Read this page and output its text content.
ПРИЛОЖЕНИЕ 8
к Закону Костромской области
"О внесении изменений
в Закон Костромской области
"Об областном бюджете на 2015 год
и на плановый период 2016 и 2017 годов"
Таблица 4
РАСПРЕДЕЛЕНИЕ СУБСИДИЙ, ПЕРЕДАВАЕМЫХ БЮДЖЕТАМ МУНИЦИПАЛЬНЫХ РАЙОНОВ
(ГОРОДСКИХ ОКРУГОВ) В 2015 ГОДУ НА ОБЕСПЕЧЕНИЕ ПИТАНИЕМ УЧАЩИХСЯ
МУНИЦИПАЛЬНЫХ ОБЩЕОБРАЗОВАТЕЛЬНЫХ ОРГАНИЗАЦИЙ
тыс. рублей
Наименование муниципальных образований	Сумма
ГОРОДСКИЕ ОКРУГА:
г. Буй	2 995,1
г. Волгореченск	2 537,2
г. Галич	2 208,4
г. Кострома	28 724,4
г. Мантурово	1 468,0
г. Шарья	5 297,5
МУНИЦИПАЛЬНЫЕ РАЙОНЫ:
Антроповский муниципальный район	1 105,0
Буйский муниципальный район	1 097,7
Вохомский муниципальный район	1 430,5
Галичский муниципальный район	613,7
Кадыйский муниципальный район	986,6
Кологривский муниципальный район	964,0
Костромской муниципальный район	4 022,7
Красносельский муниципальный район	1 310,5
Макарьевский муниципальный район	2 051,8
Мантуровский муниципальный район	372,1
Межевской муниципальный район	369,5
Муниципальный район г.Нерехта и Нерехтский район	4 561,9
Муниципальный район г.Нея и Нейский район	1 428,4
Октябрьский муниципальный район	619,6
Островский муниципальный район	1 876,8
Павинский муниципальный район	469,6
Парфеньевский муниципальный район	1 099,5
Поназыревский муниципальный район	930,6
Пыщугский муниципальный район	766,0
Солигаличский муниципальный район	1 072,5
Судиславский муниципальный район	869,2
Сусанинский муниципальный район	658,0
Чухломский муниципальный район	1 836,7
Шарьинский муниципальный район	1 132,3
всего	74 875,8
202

......

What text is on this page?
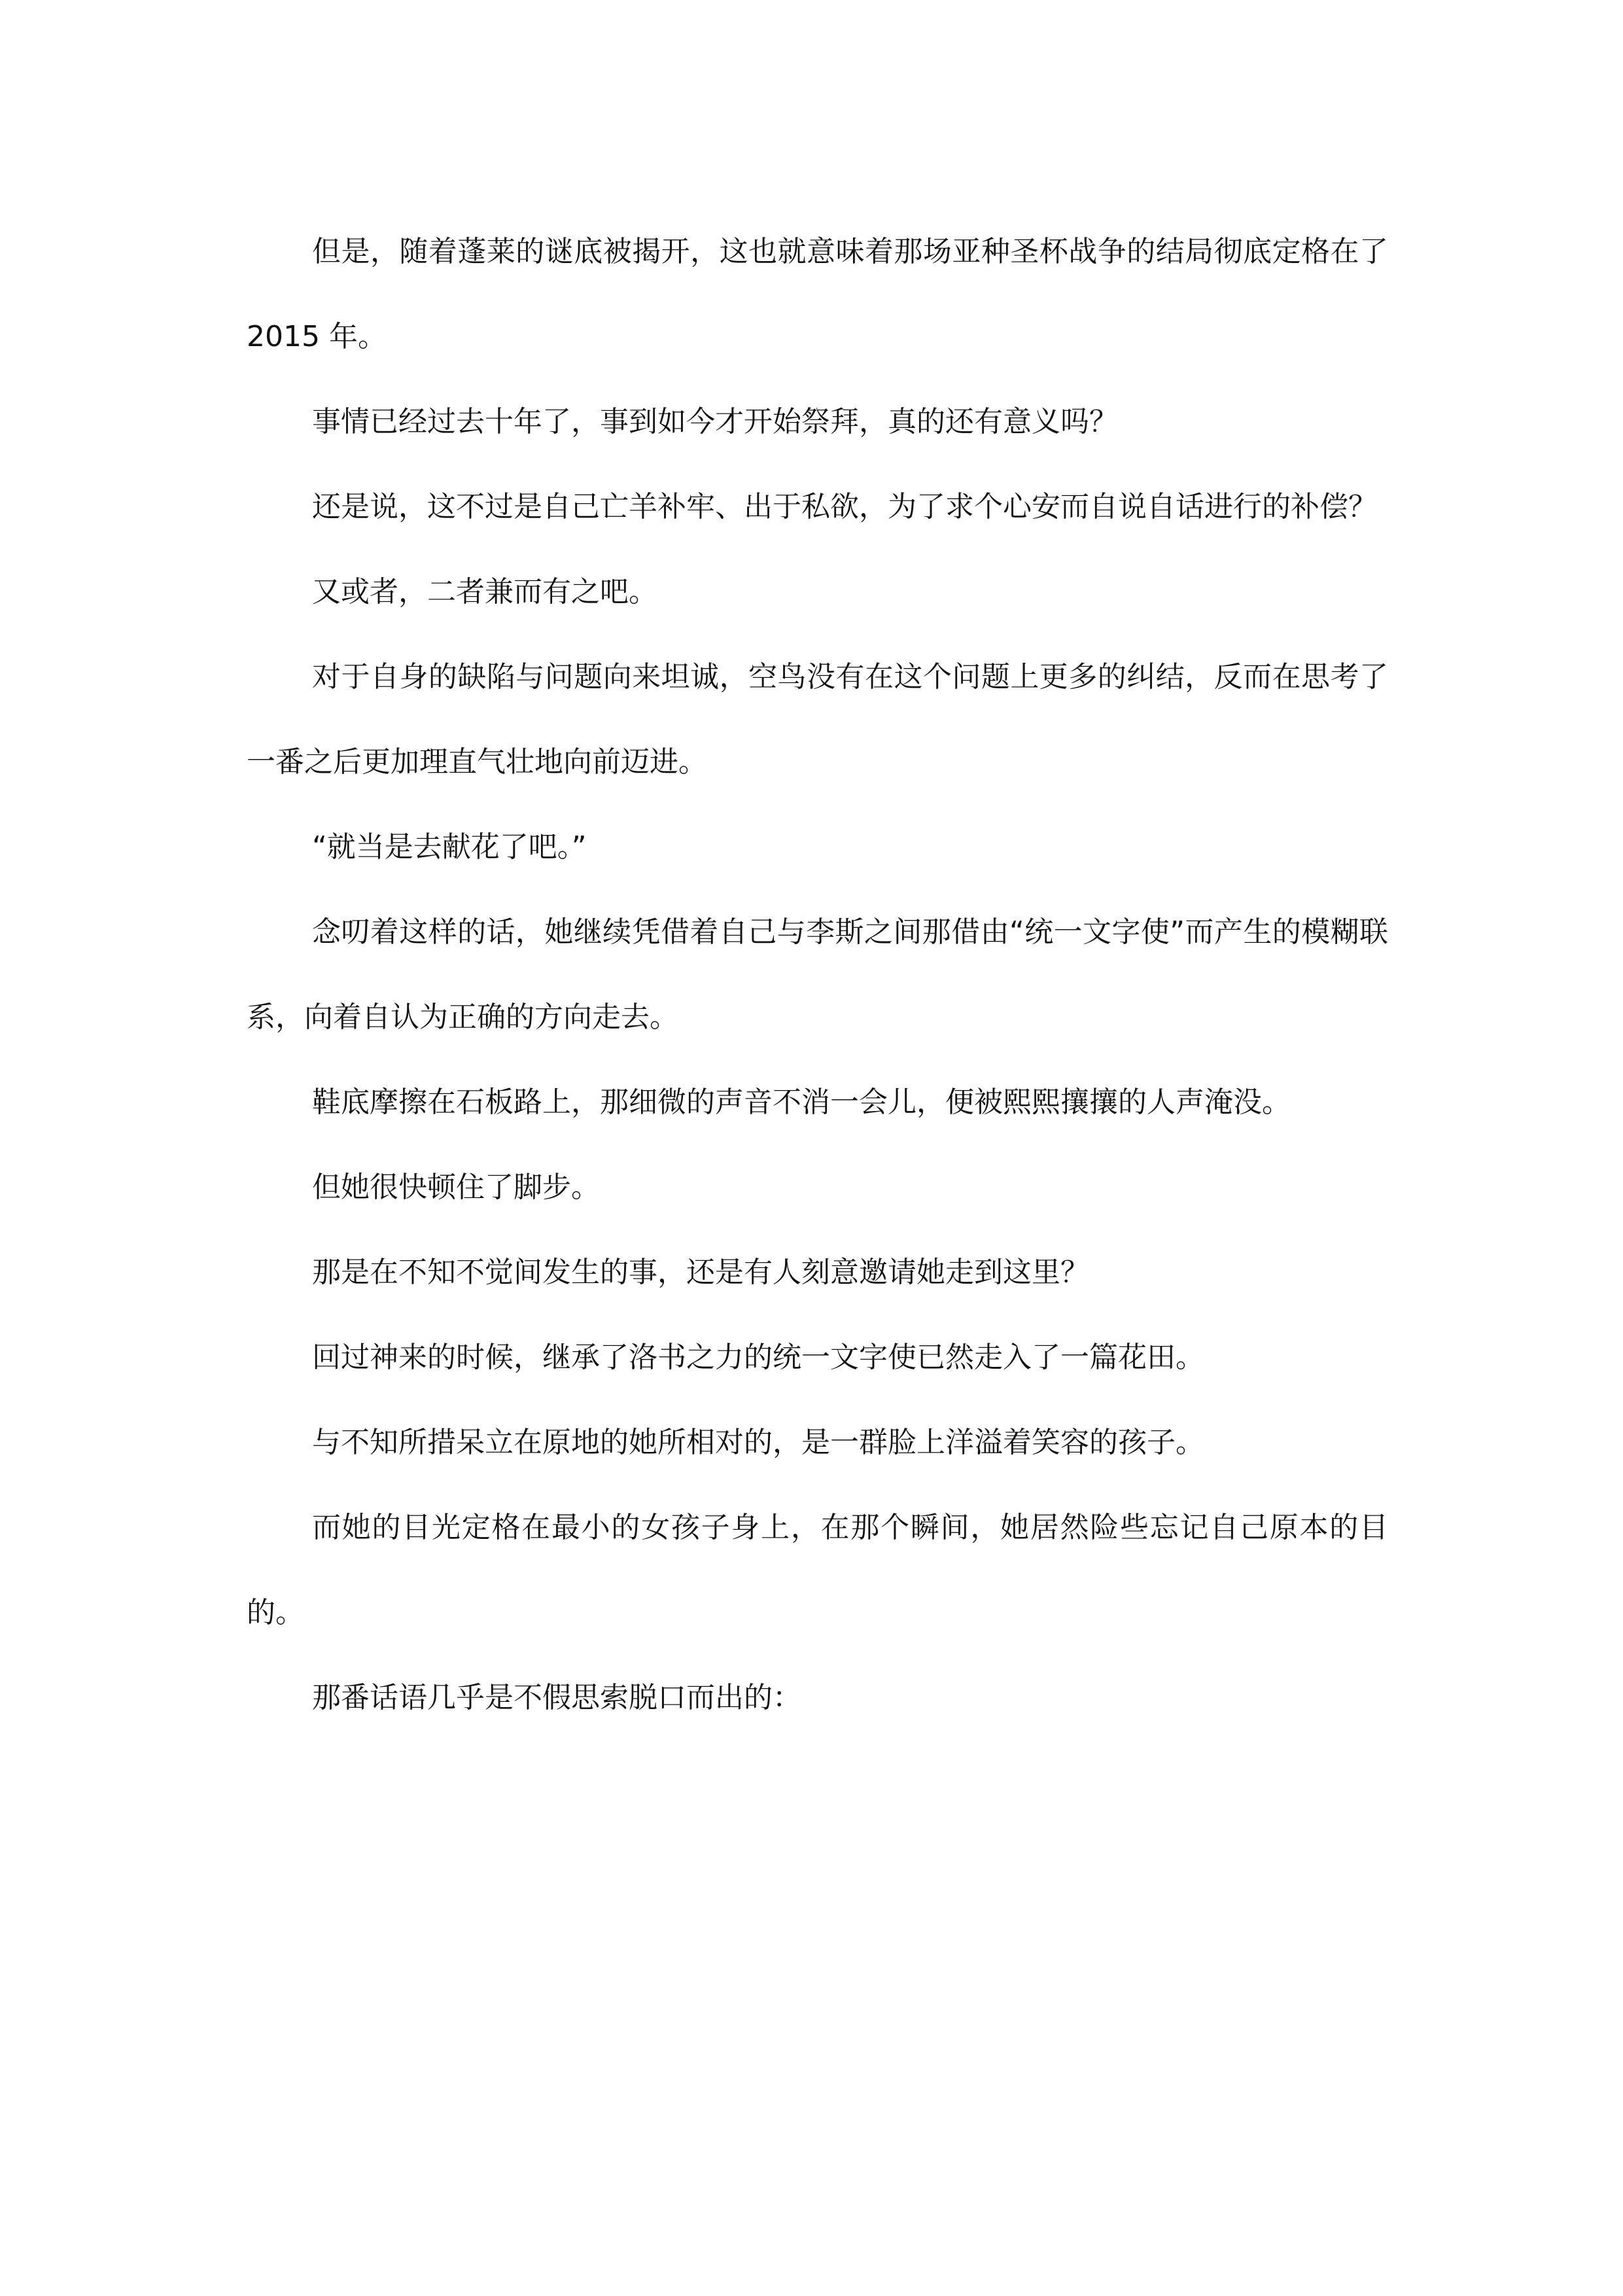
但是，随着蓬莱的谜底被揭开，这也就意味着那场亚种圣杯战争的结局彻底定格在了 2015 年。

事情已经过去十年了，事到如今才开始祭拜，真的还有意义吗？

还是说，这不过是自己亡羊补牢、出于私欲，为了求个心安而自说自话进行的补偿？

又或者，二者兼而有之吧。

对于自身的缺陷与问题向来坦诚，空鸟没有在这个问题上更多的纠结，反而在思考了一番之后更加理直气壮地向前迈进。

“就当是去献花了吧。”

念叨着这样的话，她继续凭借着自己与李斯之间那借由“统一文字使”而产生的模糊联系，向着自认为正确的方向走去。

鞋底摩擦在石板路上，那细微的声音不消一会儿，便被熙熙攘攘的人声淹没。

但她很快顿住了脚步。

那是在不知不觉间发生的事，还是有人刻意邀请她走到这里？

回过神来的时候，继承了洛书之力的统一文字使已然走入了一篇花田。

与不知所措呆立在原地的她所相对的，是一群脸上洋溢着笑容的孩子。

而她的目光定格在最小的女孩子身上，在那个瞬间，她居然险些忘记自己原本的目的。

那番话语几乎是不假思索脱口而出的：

......

*What the task asks*:
Go through the records and show every line with the string "области" in it.

*Problem solution*:
к Закону Костромской области
в Закон Костромской области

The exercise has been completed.